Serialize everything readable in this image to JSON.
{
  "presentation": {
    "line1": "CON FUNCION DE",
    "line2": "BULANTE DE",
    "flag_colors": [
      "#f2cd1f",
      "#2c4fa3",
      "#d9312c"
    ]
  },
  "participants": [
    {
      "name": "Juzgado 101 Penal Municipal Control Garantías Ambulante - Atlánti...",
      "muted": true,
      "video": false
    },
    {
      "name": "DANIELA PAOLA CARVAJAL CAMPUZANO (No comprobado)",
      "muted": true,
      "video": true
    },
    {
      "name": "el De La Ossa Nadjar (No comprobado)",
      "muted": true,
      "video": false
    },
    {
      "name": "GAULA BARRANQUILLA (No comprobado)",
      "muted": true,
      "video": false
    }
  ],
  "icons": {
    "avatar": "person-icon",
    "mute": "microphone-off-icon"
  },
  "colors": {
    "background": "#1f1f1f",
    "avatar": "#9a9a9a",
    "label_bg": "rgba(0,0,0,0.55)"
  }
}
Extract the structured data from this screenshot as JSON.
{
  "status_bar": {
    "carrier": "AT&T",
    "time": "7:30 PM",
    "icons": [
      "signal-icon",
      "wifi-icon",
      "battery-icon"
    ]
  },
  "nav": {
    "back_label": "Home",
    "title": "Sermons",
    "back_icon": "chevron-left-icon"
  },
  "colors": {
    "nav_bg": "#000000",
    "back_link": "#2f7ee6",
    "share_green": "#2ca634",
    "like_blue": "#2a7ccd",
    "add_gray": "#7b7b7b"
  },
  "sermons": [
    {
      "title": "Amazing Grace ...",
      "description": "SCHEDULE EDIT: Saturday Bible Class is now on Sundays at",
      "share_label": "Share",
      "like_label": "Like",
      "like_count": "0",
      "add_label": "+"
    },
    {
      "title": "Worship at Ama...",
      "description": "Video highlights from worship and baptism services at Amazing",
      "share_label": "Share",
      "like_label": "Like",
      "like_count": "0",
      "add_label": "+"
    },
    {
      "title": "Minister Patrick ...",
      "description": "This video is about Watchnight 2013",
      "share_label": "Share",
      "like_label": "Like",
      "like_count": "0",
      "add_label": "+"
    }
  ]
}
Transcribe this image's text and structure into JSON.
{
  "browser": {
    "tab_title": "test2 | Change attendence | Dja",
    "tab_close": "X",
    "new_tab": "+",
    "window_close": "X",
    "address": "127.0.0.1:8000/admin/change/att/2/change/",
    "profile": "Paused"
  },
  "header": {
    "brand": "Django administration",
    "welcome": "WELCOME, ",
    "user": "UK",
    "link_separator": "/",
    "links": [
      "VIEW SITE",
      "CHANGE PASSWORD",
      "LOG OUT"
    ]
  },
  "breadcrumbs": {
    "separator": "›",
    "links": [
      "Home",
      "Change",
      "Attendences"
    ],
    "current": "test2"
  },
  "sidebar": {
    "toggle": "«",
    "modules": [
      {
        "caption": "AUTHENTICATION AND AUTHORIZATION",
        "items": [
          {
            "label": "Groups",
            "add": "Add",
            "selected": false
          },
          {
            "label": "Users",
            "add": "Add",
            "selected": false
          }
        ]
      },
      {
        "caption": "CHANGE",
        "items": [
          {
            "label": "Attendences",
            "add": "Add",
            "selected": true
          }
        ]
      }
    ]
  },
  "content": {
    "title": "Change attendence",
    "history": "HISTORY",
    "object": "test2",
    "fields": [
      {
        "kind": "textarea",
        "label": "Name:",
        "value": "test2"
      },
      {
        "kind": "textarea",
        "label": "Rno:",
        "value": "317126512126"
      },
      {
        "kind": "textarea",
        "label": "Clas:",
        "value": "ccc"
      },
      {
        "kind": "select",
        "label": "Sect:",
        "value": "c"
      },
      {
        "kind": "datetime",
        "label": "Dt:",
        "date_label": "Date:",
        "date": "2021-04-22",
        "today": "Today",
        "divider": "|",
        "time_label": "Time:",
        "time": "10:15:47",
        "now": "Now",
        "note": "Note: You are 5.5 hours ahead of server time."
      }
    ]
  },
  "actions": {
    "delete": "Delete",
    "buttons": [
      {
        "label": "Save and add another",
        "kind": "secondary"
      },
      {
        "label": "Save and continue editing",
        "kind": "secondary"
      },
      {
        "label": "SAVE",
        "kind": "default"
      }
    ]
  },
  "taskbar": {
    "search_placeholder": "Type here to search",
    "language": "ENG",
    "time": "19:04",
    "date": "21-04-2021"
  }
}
★ ★ ★
■ **WHAT THE TASK ASKS**: Each record must be repeated exactly as it is.

■ **EXERCISE OUTPUT**:
Serialize everything readable in this image to JSON.
{
  "presentation": {
    "line1": "CON FUNCION DE",
    "line2": "BULANTE DE",
    "flag_colors": [
      "#f2cd1f",
      "#2c4fa3",
      "#d9312c"
    ]
  },
  "participants": [
    {
      "name": "Juzgado 101 Penal Municipal Control Garantías Ambulante - Atlánti...",
      "muted": true,
      "video": false
    },
    {
      "name": "DANIELA PAOLA CARVAJAL CAMPUZANO (No comprobado)",
      "muted": true,
      "video": true
    },
    {
      "name": "el De La Ossa Nadjar (No comprobado)",
      "muted": true,
      "video": false
    },
    {
      "name": "GAULA BARRANQUILLA (No comprobado)",
      "muted": true,
      "video": false
    }
  ],
  "icons": {
    "avatar": "person-icon",
    "mute": "microphone-off-icon"
  },
  "colors": {
    "background": "#1f1f1f",
    "avatar": "#9a9a9a",
    "label_bg": "rgba(0,0,0,0.55)"
  }
}
Extract the structured data from this screenshot as JSON.
{
  "status_bar": {
    "carrier": "AT&T",
    "time": "7:30 PM",
    "icons": [
      "signal-icon",
      "wifi-icon",
      "battery-icon"
    ]
  },
  "nav": {
    "back_label": "Home",
    "title": "Sermons",
    "back_icon": "chevron-left-icon"
  },
  "colors": {
    "nav_bg": "#000000",
    "back_link": "#2f7ee6",
    "share_green": "#2ca634",
    "like_blue": "#2a7ccd",
    "add_gray": "#7b7b7b"
  },
  "sermons": [
    {
      "title": "Amazing Grace ...",
      "description": "SCHEDULE EDIT: Saturday Bible Class is now on Sundays at",
      "share_label": "Share",
      "like_label": "Like",
      "like_count": "0",
      "add_label": "+"
    },
    {
      "title": "Worship at Ama...",
      "description": "Video highlights from worship and baptism services at Amazing",
      "share_label": "Share",
      "like_label": "Like",
      "like_count": "0",
      "add_label": "+"
    },
    {
      "title": "Minister Patrick ...",
      "description": "This video is about Watchnight 2013",
      "share_label": "Share",
      "like_label": "Like",
      "like_count": "0",
      "add_label": "+"
    }
  ]
}
Transcribe this image's text and structure into JSON.
{
  "browser": {
    "tab_title": "test2 | Change attendence | Dja",
    "tab_close": "X",
    "new_tab": "+",
    "window_close": "X",
    "address": "127.0.0.1:8000/admin/change/att/2/change/",
    "profile": "Paused"
  },
  "header": {
    "brand": "Django administration",
    "welcome": "WELCOME, ",
    "user": "UK",
    "link_separator": "/",
    "links": [
      "VIEW SITE",
      "CHANGE PASSWORD",
      "LOG OUT"
    ]
  },
  "breadcrumbs": {
    "separator": "›",
    "links": [
      "Home",
      "Change",
      "Attendences"
    ],
    "current": "test2"
  },
  "sidebar": {
    "toggle": "«",
    "modules": [
      {
        "caption": "AUTHENTICATION AND AUTHORIZATION",
        "items": [
          {
            "label": "Groups",
            "add": "Add",
            "selected": false
          },
          {
            "label": "Users",
            "add": "Add",
            "selected": false
          }
        ]
      },
      {
        "caption": "CHANGE",
        "items": [
          {
            "label": "Attendences",
            "add": "Add",
            "selected": true
          }
        ]
      }
    ]
  },
  "content": {
    "title": "Change attendence",
    "history": "HISTORY",
    "object": "test2",
    "fields": [
      {
        "kind": "textarea",
        "label": "Name:",
        "value": "test2"
      },
      {
        "kind": "textarea",
        "label": "Rno:",
        "value": "317126512126"
      },
      {
        "kind": "textarea",
        "label": "Clas:",
        "value": "ccc"
      },
      {
        "kind": "select",
        "label": "Sect:",
        "value": "c"
      },
      {
        "kind": "datetime",
        "label": "Dt:",
        "date_label": "Date:",
        "date": "2021-04-22",
        "today": "Today",
        "divider": "|",
        "time_label": "Time:",
        "time": "10:15:47",
        "now": "Now",
        "note": "Note: You are 5.5 hours ahead of server time."
      }
    ]
  },
  "actions": {
    "delete": "Delete",
    "buttons": [
      {
        "label": "Save and add another",
        "kind": "secondary"
      },
      {
        "label": "Save and continue editing",
        "kind": "secondary"
      },
      {
        "label": "SAVE",
        "kind": "default"
      }
    ]
  },
  "taskbar": {
    "search_placeholder": "Type here to search",
    "language": "ENG",
    "time": "19:04",
    "date": "21-04-2021"
  }
}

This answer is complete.